List each line holding the string "SOLIDWORKS".

### DATA FOR THIS TASK
>> begin
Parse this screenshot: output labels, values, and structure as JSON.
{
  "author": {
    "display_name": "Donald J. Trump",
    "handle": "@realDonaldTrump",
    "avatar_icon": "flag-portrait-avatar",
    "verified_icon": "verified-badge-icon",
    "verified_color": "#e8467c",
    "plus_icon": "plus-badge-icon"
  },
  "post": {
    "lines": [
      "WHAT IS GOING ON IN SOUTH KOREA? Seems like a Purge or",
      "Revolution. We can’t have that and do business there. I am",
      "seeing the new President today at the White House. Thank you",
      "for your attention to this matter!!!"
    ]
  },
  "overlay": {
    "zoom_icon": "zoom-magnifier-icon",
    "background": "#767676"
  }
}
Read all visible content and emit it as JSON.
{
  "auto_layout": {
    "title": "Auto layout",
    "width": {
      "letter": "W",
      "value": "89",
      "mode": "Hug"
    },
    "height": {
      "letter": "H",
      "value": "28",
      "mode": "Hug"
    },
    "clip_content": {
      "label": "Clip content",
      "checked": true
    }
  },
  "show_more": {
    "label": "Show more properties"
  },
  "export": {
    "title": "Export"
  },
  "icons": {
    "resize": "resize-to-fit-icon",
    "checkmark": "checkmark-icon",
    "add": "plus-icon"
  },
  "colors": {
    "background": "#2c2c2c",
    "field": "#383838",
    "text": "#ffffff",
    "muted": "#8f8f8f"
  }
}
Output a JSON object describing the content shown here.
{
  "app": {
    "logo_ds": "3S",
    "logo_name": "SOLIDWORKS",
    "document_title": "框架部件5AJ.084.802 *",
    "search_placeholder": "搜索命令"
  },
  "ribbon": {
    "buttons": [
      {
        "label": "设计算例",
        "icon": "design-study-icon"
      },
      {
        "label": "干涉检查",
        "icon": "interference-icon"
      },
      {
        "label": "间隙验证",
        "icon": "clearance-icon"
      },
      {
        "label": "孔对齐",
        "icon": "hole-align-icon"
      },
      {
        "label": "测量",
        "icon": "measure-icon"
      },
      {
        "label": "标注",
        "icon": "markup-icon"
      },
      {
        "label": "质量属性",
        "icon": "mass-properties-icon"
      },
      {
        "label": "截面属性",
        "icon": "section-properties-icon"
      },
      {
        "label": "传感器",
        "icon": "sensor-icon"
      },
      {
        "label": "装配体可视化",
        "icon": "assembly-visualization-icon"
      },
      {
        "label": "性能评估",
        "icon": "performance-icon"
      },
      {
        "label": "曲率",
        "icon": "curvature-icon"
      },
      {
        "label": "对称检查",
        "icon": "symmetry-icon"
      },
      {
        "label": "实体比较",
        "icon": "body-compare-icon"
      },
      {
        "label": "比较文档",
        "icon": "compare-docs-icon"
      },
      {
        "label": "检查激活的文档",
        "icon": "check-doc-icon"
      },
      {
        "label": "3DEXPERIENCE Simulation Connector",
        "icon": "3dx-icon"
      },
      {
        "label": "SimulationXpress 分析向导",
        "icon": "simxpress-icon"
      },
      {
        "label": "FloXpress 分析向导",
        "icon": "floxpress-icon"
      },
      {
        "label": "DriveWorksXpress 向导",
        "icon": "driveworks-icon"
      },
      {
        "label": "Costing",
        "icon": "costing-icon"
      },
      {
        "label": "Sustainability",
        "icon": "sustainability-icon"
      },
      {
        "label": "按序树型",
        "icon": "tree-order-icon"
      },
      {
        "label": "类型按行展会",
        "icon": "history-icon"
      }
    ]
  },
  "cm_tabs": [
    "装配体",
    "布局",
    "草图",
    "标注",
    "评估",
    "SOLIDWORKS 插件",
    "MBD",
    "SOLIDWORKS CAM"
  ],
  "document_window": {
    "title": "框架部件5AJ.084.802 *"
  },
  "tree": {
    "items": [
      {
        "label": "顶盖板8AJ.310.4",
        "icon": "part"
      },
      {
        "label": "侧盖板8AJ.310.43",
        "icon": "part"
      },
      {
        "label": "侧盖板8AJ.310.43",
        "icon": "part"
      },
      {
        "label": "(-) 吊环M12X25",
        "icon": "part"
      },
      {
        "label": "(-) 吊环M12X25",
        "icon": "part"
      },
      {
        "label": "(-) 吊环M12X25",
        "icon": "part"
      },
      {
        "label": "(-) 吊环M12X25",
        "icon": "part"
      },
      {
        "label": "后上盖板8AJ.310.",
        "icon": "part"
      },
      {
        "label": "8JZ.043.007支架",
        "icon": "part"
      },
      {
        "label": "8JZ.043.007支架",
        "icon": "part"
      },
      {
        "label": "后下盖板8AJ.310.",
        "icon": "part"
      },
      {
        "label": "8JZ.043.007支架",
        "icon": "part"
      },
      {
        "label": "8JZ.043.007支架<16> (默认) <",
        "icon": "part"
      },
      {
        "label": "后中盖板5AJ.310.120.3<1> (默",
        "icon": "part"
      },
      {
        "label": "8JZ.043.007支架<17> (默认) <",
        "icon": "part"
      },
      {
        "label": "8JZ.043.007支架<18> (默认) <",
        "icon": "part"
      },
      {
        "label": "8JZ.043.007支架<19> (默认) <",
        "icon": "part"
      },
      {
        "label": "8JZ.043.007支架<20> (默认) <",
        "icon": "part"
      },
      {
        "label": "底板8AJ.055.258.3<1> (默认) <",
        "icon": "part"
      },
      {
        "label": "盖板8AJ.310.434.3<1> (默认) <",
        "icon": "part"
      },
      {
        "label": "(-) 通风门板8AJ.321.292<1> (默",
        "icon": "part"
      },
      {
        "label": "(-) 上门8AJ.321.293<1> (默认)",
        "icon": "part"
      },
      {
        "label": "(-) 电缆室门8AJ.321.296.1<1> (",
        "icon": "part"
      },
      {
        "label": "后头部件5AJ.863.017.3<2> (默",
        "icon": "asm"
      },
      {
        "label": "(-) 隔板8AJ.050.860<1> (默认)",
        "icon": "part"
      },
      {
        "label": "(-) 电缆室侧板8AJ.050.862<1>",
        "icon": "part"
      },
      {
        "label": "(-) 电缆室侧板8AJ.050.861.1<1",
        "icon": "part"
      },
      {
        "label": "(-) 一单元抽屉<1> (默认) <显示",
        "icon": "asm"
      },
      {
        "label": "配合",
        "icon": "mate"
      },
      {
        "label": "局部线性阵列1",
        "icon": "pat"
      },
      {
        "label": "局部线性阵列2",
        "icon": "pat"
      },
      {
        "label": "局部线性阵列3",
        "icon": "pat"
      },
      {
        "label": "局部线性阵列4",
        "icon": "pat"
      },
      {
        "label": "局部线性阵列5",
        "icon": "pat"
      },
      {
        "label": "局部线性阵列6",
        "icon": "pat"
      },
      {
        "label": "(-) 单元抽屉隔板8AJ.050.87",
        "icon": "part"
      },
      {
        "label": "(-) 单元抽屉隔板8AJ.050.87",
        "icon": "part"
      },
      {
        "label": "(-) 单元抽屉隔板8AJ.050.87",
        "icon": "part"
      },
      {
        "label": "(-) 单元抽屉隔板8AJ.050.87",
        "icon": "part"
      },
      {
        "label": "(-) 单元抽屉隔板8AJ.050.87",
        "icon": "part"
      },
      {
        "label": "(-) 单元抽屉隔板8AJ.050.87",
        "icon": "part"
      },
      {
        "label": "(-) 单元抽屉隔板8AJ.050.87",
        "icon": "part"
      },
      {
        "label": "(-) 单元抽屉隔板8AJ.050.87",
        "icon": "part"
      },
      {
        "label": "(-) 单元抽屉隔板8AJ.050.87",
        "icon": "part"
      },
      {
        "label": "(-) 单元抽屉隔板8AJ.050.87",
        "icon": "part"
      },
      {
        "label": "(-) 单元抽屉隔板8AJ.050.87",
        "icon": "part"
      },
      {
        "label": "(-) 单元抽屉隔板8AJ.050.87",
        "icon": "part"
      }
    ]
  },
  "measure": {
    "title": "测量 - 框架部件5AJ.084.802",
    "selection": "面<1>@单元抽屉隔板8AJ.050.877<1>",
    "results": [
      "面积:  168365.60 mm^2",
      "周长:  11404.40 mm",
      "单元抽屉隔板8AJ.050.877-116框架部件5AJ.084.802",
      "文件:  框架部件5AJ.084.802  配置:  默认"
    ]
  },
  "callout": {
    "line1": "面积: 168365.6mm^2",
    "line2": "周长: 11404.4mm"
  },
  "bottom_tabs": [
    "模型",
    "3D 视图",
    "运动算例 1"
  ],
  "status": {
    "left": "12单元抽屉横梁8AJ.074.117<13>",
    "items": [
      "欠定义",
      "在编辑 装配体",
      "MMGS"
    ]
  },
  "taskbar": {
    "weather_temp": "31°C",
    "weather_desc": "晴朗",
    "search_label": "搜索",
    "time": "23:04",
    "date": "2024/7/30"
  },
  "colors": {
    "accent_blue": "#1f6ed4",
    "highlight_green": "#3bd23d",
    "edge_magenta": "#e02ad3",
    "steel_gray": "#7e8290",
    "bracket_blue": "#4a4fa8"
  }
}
>> end
### EXERCISE RESULT
    "logo_name": "SOLIDWORKS",
    "SOLIDWORKS 插件",
    "SOLIDWORKS CAM"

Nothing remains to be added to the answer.